What you have to do
Give the listing again character for character, but drop the images.

Data listing
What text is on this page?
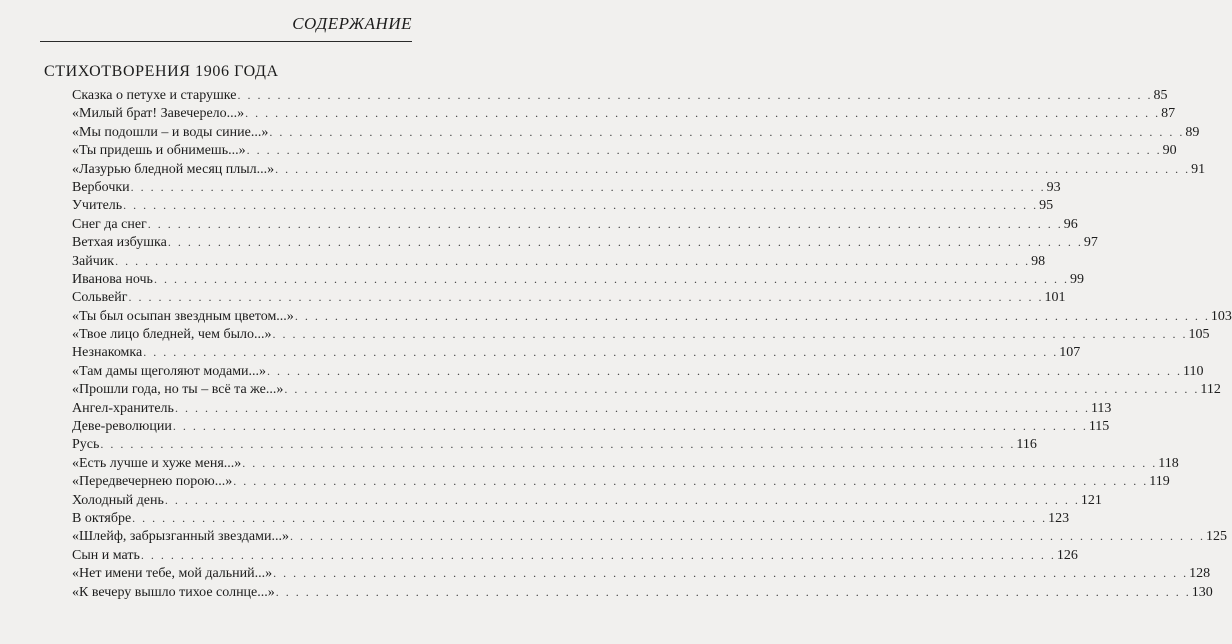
СОДЕРЖАНИЕ
СТИХОТВОРЕНИЯ 1906 ГОДА
Сказка о петухе и старушке . . . . . . . . . . . . . . . . . . . . . . . . . . . . . . . . . . . . . . . . . . . . . . . . . . . . . . . . . . . . . . . . . . . . . . . . . . . . . . . . . . . . . . . . . . . . 85
«Милый брат! Завечерело...» . . . . . . . . . . . . . . . . . . . . . . . . . . . . . . . . . . . . . . . . . . . . . . . . . . . . . . . . . . . . . . . . . . . . . . . . . . . . . . . . . . . . . . . . . . . . 87
«Мы подошли – и воды синие...» . . . . . . . . . . . . . . . . . . . . . . . . . . . . . . . . . . . . . . . . . . . . . . . . . . . . . . . . . . . . . . . . . . . . . . . . . . . . . . . . . . . . . . . . . . . . 89
«Ты придешь и обнимешь...» . . . . . . . . . . . . . . . . . . . . . . . . . . . . . . . . . . . . . . . . . . . . . . . . . . . . . . . . . . . . . . . . . . . . . . . . . . . . . . . . . . . . . . . . . . . . 90
«Лазурью бледной месяц плыл...» . . . . . . . . . . . . . . . . . . . . . . . . . . . . . . . . . . . . . . . . . . . . . . . . . . . . . . . . . . . . . . . . . . . . . . . . . . . . . . . . . . . . . . . . . . . . 91
Вербочки . . . . . . . . . . . . . . . . . . . . . . . . . . . . . . . . . . . . . . . . . . . . . . . . . . . . . . . . . . . . . . . . . . . . . . . . . . . . . . . . . . . . . . . . . . . . 93
Учитель . . . . . . . . . . . . . . . . . . . . . . . . . . . . . . . . . . . . . . . . . . . . . . . . . . . . . . . . . . . . . . . . . . . . . . . . . . . . . . . . . . . . . . . . . . . . 95
Снег да снег . . . . . . . . . . . . . . . . . . . . . . . . . . . . . . . . . . . . . . . . . . . . . . . . . . . . . . . . . . . . . . . . . . . . . . . . . . . . . . . . . . . . . . . . . . . . 96
Ветхая избушка . . . . . . . . . . . . . . . . . . . . . . . . . . . . . . . . . . . . . . . . . . . . . . . . . . . . . . . . . . . . . . . . . . . . . . . . . . . . . . . . . . . . . . . . . . . . 97
Зайчик . . . . . . . . . . . . . . . . . . . . . . . . . . . . . . . . . . . . . . . . . . . . . . . . . . . . . . . . . . . . . . . . . . . . . . . . . . . . . . . . . . . . . . . . . . . . 98
Иванова ночь . . . . . . . . . . . . . . . . . . . . . . . . . . . . . . . . . . . . . . . . . . . . . . . . . . . . . . . . . . . . . . . . . . . . . . . . . . . . . . . . . . . . . . . . . . . . 99
Сольвейг . . . . . . . . . . . . . . . . . . . . . . . . . . . . . . . . . . . . . . . . . . . . . . . . . . . . . . . . . . . . . . . . . . . . . . . . . . . . . . . . . . . . . . . . . . . . 101
«Ты был осыпан звездным цветом...» . . . . . . . . . . . . . . . . . . . . . . . . . . . . . . . . . . . . . . . . . . . . . . . . . . . . . . . . . . . . . . . . . . . . . . . . . . . . . . . . . . . . . . . . . . . . 103
«Твое лицо бледней, чем было...» . . . . . . . . . . . . . . . . . . . . . . . . . . . . . . . . . . . . . . . . . . . . . . . . . . . . . . . . . . . . . . . . . . . . . . . . . . . . . . . . . . . . . . . . . . . . 105
Незнакомка . . . . . . . . . . . . . . . . . . . . . . . . . . . . . . . . . . . . . . . . . . . . . . . . . . . . . . . . . . . . . . . . . . . . . . . . . . . . . . . . . . . . . . . . . . . . 107
«Там дамы щеголяют модами...» . . . . . . . . . . . . . . . . . . . . . . . . . . . . . . . . . . . . . . . . . . . . . . . . . . . . . . . . . . . . . . . . . . . . . . . . . . . . . . . . . . . . . . . . . . . . 110
«Прошли года, но ты – всё та же...» . . . . . . . . . . . . . . . . . . . . . . . . . . . . . . . . . . . . . . . . . . . . . . . . . . . . . . . . . . . . . . . . . . . . . . . . . . . . . . . . . . . . . . . . . . . . 112
Ангел-хранитель . . . . . . . . . . . . . . . . . . . . . . . . . . . . . . . . . . . . . . . . . . . . . . . . . . . . . . . . . . . . . . . . . . . . . . . . . . . . . . . . . . . . . . . . . . . . 113
Деве-революции . . . . . . . . . . . . . . . . . . . . . . . . . . . . . . . . . . . . . . . . . . . . . . . . . . . . . . . . . . . . . . . . . . . . . . . . . . . . . . . . . . . . . . . . . . . . 115
Русь . . . . . . . . . . . . . . . . . . . . . . . . . . . . . . . . . . . . . . . . . . . . . . . . . . . . . . . . . . . . . . . . . . . . . . . . . . . . . . . . . . . . . . . . . . . . 116
«Есть лучше и хуже меня...» . . . . . . . . . . . . . . . . . . . . . . . . . . . . . . . . . . . . . . . . . . . . . . . . . . . . . . . . . . . . . . . . . . . . . . . . . . . . . . . . . . . . . . . . . . . . 118
«Передвечернею порою...» . . . . . . . . . . . . . . . . . . . . . . . . . . . . . . . . . . . . . . . . . . . . . . . . . . . . . . . . . . . . . . . . . . . . . . . . . . . . . . . . . . . . . . . . . . . . 119
Холодный день . . . . . . . . . . . . . . . . . . . . . . . . . . . . . . . . . . . . . . . . . . . . . . . . . . . . . . . . . . . . . . . . . . . . . . . . . . . . . . . . . . . . . . . . . . . . 121
В октябре . . . . . . . . . . . . . . . . . . . . . . . . . . . . . . . . . . . . . . . . . . . . . . . . . . . . . . . . . . . . . . . . . . . . . . . . . . . . . . . . . . . . . . . . . . . . 123
«Шлейф, забрызганный звездами...» . . . . . . . . . . . . . . . . . . . . . . . . . . . . . . . . . . . . . . . . . . . . . . . . . . . . . . . . . . . . . . . . . . . . . . . . . . . . . . . . . . . . . . . . . . . . 125
Сын и мать . . . . . . . . . . . . . . . . . . . . . . . . . . . . . . . . . . . . . . . . . . . . . . . . . . . . . . . . . . . . . . . . . . . . . . . . . . . . . . . . . . . . . . . . . . . . 126
«Нет имени тебе, мой дальний...» . . . . . . . . . . . . . . . . . . . . . . . . . . . . . . . . . . . . . . . . . . . . . . . . . . . . . . . . . . . . . . . . . . . . . . . . . . . . . . . . . . . . . . . . . . . . 128
«К вечеру вышло тихое солнце...» . . . . . . . . . . . . . . . . . . . . . . . . . . . . . . . . . . . . . . . . . . . . . . . . . . . . . . . . . . . . . . . . . . . . . . . . . . . . . . . . . . . . . . . . . . . . 130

Response for this exercise
What text is on this page?
СОДЕРЖАНИЕ
СТИХОТВОРЕНИЯ 1906 ГОДА
Сказка о петухе и старушке . . . . . . . . . . . . . . . . . . . . . . . . . . . . . . . . . . . . . . . . . . . . . . . . . . . . . . . . . . . . . . . . . . . . . . . . . . . . . . . . . . . . . . . . . . . . 85
«Милый брат! Завечерело...» . . . . . . . . . . . . . . . . . . . . . . . . . . . . . . . . . . . . . . . . . . . . . . . . . . . . . . . . . . . . . . . . . . . . . . . . . . . . . . . . . . . . . . . . . . . . 87
«Мы подошли – и воды синие...» . . . . . . . . . . . . . . . . . . . . . . . . . . . . . . . . . . . . . . . . . . . . . . . . . . . . . . . . . . . . . . . . . . . . . . . . . . . . . . . . . . . . . . . . . . . . 89
«Ты придешь и обнимешь...» . . . . . . . . . . . . . . . . . . . . . . . . . . . . . . . . . . . . . . . . . . . . . . . . . . . . . . . . . . . . . . . . . . . . . . . . . . . . . . . . . . . . . . . . . . . . 90
«Лазурью бледной месяц плыл...» . . . . . . . . . . . . . . . . . . . . . . . . . . . . . . . . . . . . . . . . . . . . . . . . . . . . . . . . . . . . . . . . . . . . . . . . . . . . . . . . . . . . . . . . . . . . 91
Вербочки . . . . . . . . . . . . . . . . . . . . . . . . . . . . . . . . . . . . . . . . . . . . . . . . . . . . . . . . . . . . . . . . . . . . . . . . . . . . . . . . . . . . . . . . . . . . 93
Учитель . . . . . . . . . . . . . . . . . . . . . . . . . . . . . . . . . . . . . . . . . . . . . . . . . . . . . . . . . . . . . . . . . . . . . . . . . . . . . . . . . . . . . . . . . . . . 95
Снег да снег . . . . . . . . . . . . . . . . . . . . . . . . . . . . . . . . . . . . . . . . . . . . . . . . . . . . . . . . . . . . . . . . . . . . . . . . . . . . . . . . . . . . . . . . . . . . 96
Ветхая избушка . . . . . . . . . . . . . . . . . . . . . . . . . . . . . . . . . . . . . . . . . . . . . . . . . . . . . . . . . . . . . . . . . . . . . . . . . . . . . . . . . . . . . . . . . . . . 97
Зайчик . . . . . . . . . . . . . . . . . . . . . . . . . . . . . . . . . . . . . . . . . . . . . . . . . . . . . . . . . . . . . . . . . . . . . . . . . . . . . . . . . . . . . . . . . . . . 98
Иванова ночь . . . . . . . . . . . . . . . . . . . . . . . . . . . . . . . . . . . . . . . . . . . . . . . . . . . . . . . . . . . . . . . . . . . . . . . . . . . . . . . . . . . . . . . . . . . . 99
Сольвейг . . . . . . . . . . . . . . . . . . . . . . . . . . . . . . . . . . . . . . . . . . . . . . . . . . . . . . . . . . . . . . . . . . . . . . . . . . . . . . . . . . . . . . . . . . . . 101
«Ты был осыпан звездным цветом...» . . . . . . . . . . . . . . . . . . . . . . . . . . . . . . . . . . . . . . . . . . . . . . . . . . . . . . . . . . . . . . . . . . . . . . . . . . . . . . . . . . . . . . . . . . . . 103
«Твое лицо бледней, чем было...» . . . . . . . . . . . . . . . . . . . . . . . . . . . . . . . . . . . . . . . . . . . . . . . . . . . . . . . . . . . . . . . . . . . . . . . . . . . . . . . . . . . . . . . . . . . . 105
Незнакомка . . . . . . . . . . . . . . . . . . . . . . . . . . . . . . . . . . . . . . . . . . . . . . . . . . . . . . . . . . . . . . . . . . . . . . . . . . . . . . . . . . . . . . . . . . . . 107
«Там дамы щеголяют модами...» . . . . . . . . . . . . . . . . . . . . . . . . . . . . . . . . . . . . . . . . . . . . . . . . . . . . . . . . . . . . . . . . . . . . . . . . . . . . . . . . . . . . . . . . . . . . 110
«Прошли года, но ты – всё та же...» . . . . . . . . . . . . . . . . . . . . . . . . . . . . . . . . . . . . . . . . . . . . . . . . . . . . . . . . . . . . . . . . . . . . . . . . . . . . . . . . . . . . . . . . . . . . 112
Ангел-хранитель . . . . . . . . . . . . . . . . . . . . . . . . . . . . . . . . . . . . . . . . . . . . . . . . . . . . . . . . . . . . . . . . . . . . . . . . . . . . . . . . . . . . . . . . . . . . 113
Деве-революции . . . . . . . . . . . . . . . . . . . . . . . . . . . . . . . . . . . . . . . . . . . . . . . . . . . . . . . . . . . . . . . . . . . . . . . . . . . . . . . . . . . . . . . . . . . . 115
Русь . . . . . . . . . . . . . . . . . . . . . . . . . . . . . . . . . . . . . . . . . . . . . . . . . . . . . . . . . . . . . . . . . . . . . . . . . . . . . . . . . . . . . . . . . . . . 116
«Есть лучше и хуже меня...» . . . . . . . . . . . . . . . . . . . . . . . . . . . . . . . . . . . . . . . . . . . . . . . . . . . . . . . . . . . . . . . . . . . . . . . . . . . . . . . . . . . . . . . . . . . . 118
«Передвечернею порою...» . . . . . . . . . . . . . . . . . . . . . . . . . . . . . . . . . . . . . . . . . . . . . . . . . . . . . . . . . . . . . . . . . . . . . . . . . . . . . . . . . . . . . . . . . . . . 119
Холодный день . . . . . . . . . . . . . . . . . . . . . . . . . . . . . . . . . . . . . . . . . . . . . . . . . . . . . . . . . . . . . . . . . . . . . . . . . . . . . . . . . . . . . . . . . . . . 121
В октябре . . . . . . . . . . . . . . . . . . . . . . . . . . . . . . . . . . . . . . . . . . . . . . . . . . . . . . . . . . . . . . . . . . . . . . . . . . . . . . . . . . . . . . . . . . . . 123
«Шлейф, забрызганный звездами...» . . . . . . . . . . . . . . . . . . . . . . . . . . . . . . . . . . . . . . . . . . . . . . . . . . . . . . . . . . . . . . . . . . . . . . . . . . . . . . . . . . . . . . . . . . . . 125
Сын и мать . . . . . . . . . . . . . . . . . . . . . . . . . . . . . . . . . . . . . . . . . . . . . . . . . . . . . . . . . . . . . . . . . . . . . . . . . . . . . . . . . . . . . . . . . . . . 126
«Нет имени тебе, мой дальний...» . . . . . . . . . . . . . . . . . . . . . . . . . . . . . . . . . . . . . . . . . . . . . . . . . . . . . . . . . . . . . . . . . . . . . . . . . . . . . . . . . . . . . . . . . . . . 128
«К вечеру вышло тихое солнце...» . . . . . . . . . . . . . . . . . . . . . . . . . . . . . . . . . . . . . . . . . . . . . . . . . . . . . . . . . . . . . . . . . . . . . . . . . . . . . . . . . . . . . . . . . . . . 130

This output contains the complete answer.